Output every record word for word.

-- START RECORDS PROVIDED --

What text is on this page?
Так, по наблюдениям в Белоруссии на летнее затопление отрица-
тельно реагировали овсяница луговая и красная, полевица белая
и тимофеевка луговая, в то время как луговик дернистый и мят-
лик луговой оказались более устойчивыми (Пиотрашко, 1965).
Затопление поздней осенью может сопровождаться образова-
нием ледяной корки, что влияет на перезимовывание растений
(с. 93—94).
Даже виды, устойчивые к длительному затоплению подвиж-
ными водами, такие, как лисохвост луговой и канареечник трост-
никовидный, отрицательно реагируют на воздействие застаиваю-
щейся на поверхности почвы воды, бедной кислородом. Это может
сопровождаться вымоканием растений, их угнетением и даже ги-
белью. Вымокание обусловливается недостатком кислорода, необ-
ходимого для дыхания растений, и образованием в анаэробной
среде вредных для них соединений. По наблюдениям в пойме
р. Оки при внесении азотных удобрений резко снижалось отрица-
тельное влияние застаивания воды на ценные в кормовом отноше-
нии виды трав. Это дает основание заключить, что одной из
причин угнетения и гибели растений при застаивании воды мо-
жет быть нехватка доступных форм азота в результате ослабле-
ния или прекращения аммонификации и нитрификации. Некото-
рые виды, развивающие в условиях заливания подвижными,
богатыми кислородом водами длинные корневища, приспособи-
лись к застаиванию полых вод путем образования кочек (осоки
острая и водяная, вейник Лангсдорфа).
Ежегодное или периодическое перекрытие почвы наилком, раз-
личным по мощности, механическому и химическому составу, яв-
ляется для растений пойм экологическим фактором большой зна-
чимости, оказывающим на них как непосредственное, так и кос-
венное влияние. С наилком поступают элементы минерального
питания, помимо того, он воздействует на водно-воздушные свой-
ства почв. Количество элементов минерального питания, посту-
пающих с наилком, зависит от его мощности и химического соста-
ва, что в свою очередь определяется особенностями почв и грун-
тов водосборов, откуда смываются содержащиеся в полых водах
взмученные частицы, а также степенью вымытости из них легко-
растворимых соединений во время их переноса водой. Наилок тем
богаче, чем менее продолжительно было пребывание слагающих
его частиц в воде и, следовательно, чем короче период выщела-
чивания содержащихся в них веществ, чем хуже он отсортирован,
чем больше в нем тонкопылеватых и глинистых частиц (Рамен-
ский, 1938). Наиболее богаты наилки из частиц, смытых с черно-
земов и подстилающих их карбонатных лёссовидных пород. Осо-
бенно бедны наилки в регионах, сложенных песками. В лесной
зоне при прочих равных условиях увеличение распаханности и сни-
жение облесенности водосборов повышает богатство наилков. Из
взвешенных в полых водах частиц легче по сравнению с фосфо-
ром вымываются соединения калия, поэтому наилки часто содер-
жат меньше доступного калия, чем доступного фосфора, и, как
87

-- END RECORDS PROVIDED --

TASK SOLUTION:
What text is on this page?
Так, по наблюдениям в Белоруссии на летнее затопление отрица-
тельно реагировали овсяница луговая и красная, полевица белая
и тимофеевка луговая, в то время как луговик дернистый и мят-
лик луговой оказались более устойчивыми (Пиотрашко, 1965).
Затопление поздней осенью может сопровождаться образова-
нием ледяной корки, что влияет на перезимовывание растений
(с. 93—94).
Даже виды, устойчивые к длительному затоплению подвиж-
ными водами, такие, как лисохвост луговой и канареечник трост-
никовидный, отрицательно реагируют на воздействие застаиваю-
щейся на поверхности почвы воды, бедной кислородом. Это может
сопровождаться вымоканием растений, их угнетением и даже ги-
белью. Вымокание обусловливается недостатком кислорода, необ-
ходимого для дыхания растений, и образованием в анаэробной
среде вредных для них соединений. По наблюдениям в пойме
р. Оки при внесении азотных удобрений резко снижалось отрица-
тельное влияние застаивания воды на ценные в кормовом отноше-
нии виды трав. Это дает основание заключить, что одной из
причин угнетения и гибели растений при застаивании воды мо-
жет быть нехватка доступных форм азота в результате ослабле-
ния или прекращения аммонификации и нитрификации. Некото-
рые виды, развивающие в условиях заливания подвижными,
богатыми кислородом водами длинные корневища, приспособи-
лись к застаиванию полых вод путем образования кочек (осоки
острая и водяная, вейник Лангсдорфа).
Ежегодное или периодическое перекрытие почвы наилком, раз-
личным по мощности, механическому и химическому составу, яв-
ляется для растений пойм экологическим фактором большой зна-
чимости, оказывающим на них как непосредственное, так и кос-
венное влияние. С наилком поступают элементы минерального
питания, помимо того, он воздействует на водно-воздушные свой-
ства почв. Количество элементов минерального питания, посту-
пающих с наилком, зависит от его мощности и химического соста-
ва, что в свою очередь определяется особенностями почв и грун-
тов водосборов, откуда смываются содержащиеся в полых водах
взмученные частицы, а также степенью вымытости из них легко-
растворимых соединений во время их переноса водой. Наилок тем
богаче, чем менее продолжительно было пребывание слагающих
его частиц в воде и, следовательно, чем короче период выщела-
чивания содержащихся в них веществ, чем хуже он отсортирован,
чем больше в нем тонкопылеватых и глинистых частиц (Рамен-
ский, 1938). Наиболее богаты наилки из частиц, смытых с черно-
земов и подстилающих их карбонатных лёссовидных пород. Осо-
бенно бедны наилки в регионах, сложенных песками. В лесной
зоне при прочих равных условиях увеличение распаханности и сни-
жение облесенности водосборов повышает богатство наилков. Из
взвешенных в полых водах частиц легче по сравнению с фосфо-
ром вымываются соединения калия, поэтому наилки часто содер-
жат меньше доступного калия, чем доступного фосфора, и, как
87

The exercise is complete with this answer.